■ SET TASK: Quote every line of the material beneath this one.

■ GIVEN DATA:
━━━━━━━━
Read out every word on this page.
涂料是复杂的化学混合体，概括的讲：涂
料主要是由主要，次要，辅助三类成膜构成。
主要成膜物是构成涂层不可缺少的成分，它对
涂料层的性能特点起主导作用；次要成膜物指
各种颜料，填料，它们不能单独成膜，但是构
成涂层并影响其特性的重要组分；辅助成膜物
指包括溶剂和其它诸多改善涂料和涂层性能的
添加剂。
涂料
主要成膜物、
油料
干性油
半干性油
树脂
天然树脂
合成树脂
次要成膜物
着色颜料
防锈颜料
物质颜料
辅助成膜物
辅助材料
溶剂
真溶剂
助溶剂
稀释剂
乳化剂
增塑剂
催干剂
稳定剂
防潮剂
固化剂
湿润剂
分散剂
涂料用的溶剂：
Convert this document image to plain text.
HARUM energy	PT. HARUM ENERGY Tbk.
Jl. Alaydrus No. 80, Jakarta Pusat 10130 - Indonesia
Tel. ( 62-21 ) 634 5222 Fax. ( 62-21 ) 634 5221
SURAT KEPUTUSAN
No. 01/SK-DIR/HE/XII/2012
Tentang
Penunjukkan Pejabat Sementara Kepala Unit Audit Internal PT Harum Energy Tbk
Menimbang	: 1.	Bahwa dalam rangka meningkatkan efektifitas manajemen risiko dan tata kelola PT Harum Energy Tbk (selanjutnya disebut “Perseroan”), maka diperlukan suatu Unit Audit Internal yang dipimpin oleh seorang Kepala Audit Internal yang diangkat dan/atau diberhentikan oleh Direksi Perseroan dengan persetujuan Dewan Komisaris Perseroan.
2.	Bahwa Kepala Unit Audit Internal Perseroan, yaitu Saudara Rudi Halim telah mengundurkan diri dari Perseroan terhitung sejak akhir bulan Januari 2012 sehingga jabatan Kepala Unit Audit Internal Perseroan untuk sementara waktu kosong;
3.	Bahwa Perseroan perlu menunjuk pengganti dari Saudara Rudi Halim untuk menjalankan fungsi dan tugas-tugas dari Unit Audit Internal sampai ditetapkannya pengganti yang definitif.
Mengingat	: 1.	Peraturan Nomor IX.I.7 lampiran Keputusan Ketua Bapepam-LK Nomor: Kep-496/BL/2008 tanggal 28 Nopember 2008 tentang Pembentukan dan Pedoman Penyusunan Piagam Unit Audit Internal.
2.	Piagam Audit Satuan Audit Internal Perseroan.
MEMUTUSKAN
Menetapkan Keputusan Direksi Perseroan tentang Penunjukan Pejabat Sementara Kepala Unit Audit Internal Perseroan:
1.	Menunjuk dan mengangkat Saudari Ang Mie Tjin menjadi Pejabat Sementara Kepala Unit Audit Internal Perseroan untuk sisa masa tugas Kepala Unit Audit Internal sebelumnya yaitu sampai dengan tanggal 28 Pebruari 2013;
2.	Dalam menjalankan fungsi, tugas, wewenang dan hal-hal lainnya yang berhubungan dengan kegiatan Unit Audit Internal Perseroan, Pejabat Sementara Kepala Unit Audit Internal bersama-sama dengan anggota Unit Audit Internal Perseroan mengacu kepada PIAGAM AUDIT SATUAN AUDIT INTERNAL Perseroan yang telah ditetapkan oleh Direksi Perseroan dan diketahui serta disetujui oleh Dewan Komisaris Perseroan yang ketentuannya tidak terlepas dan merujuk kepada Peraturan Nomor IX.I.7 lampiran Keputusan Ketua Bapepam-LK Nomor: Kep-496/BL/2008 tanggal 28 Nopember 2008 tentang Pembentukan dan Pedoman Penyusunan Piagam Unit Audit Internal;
━━━━━━━━
■ RESULT OF THE EXERCISE:
Read out every word on this page.
涂料是复杂的化学混合体，概括的讲：涂
料主要是由主要，次要，辅助三类成膜构成。
主要成膜物是构成涂层不可缺少的成分，它对
涂料层的性能特点起主导作用；次要成膜物指
各种颜料，填料，它们不能单独成膜，但是构
成涂层并影响其特性的重要组分；辅助成膜物
指包括溶剂和其它诸多改善涂料和涂层性能的
添加剂。
涂料
主要成膜物、
油料
干性油
半干性油
树脂
天然树脂
合成树脂
次要成膜物
着色颜料
防锈颜料
物质颜料
辅助成膜物
辅助材料
溶剂
真溶剂
助溶剂
稀释剂
乳化剂
增塑剂
催干剂
稳定剂
防潮剂
固化剂
湿润剂
分散剂
涂料用的溶剂：
Convert this document image to plain text.
HARUM energy	PT. HARUM ENERGY Tbk.
Jl. Alaydrus No. 80, Jakarta Pusat 10130 - Indonesia
Tel. ( 62-21 ) 634 5222 Fax. ( 62-21 ) 634 5221
SURAT KEPUTUSAN
No. 01/SK-DIR/HE/XII/2012
Tentang
Penunjukkan Pejabat Sementara Kepala Unit Audit Internal PT Harum Energy Tbk
Menimbang	: 1.	Bahwa dalam rangka meningkatkan efektifitas manajemen risiko dan tata kelola PT Harum Energy Tbk (selanjutnya disebut “Perseroan”), maka diperlukan suatu Unit Audit Internal yang dipimpin oleh seorang Kepala Audit Internal yang diangkat dan/atau diberhentikan oleh Direksi Perseroan dengan persetujuan Dewan Komisaris Perseroan.
2.	Bahwa Kepala Unit Audit Internal Perseroan, yaitu Saudara Rudi Halim telah mengundurkan diri dari Perseroan terhitung sejak akhir bulan Januari 2012 sehingga jabatan Kepala Unit Audit Internal Perseroan untuk sementara waktu kosong;
3.	Bahwa Perseroan perlu menunjuk pengganti dari Saudara Rudi Halim untuk menjalankan fungsi dan tugas-tugas dari Unit Audit Internal sampai ditetapkannya pengganti yang definitif.
Mengingat	: 1.	Peraturan Nomor IX.I.7 lampiran Keputusan Ketua Bapepam-LK Nomor: Kep-496/BL/2008 tanggal 28 Nopember 2008 tentang Pembentukan dan Pedoman Penyusunan Piagam Unit Audit Internal.
2.	Piagam Audit Satuan Audit Internal Perseroan.
MEMUTUSKAN
Menetapkan Keputusan Direksi Perseroan tentang Penunjukan Pejabat Sementara Kepala Unit Audit Internal Perseroan:
1.	Menunjuk dan mengangkat Saudari Ang Mie Tjin menjadi Pejabat Sementara Kepala Unit Audit Internal Perseroan untuk sisa masa tugas Kepala Unit Audit Internal sebelumnya yaitu sampai dengan tanggal 28 Pebruari 2013;
2.	Dalam menjalankan fungsi, tugas, wewenang dan hal-hal lainnya yang berhubungan dengan kegiatan Unit Audit Internal Perseroan, Pejabat Sementara Kepala Unit Audit Internal bersama-sama dengan anggota Unit Audit Internal Perseroan mengacu kepada PIAGAM AUDIT SATUAN AUDIT INTERNAL Perseroan yang telah ditetapkan oleh Direksi Perseroan dan diketahui serta disetujui oleh Dewan Komisaris Perseroan yang ketentuannya tidak terlepas dan merujuk kepada Peraturan Nomor IX.I.7 lampiran Keputusan Ketua Bapepam-LK Nomor: Kep-496/BL/2008 tanggal 28 Nopember 2008 tentang Pembentukan dan Pedoman Penyusunan Piagam Unit Audit Internal;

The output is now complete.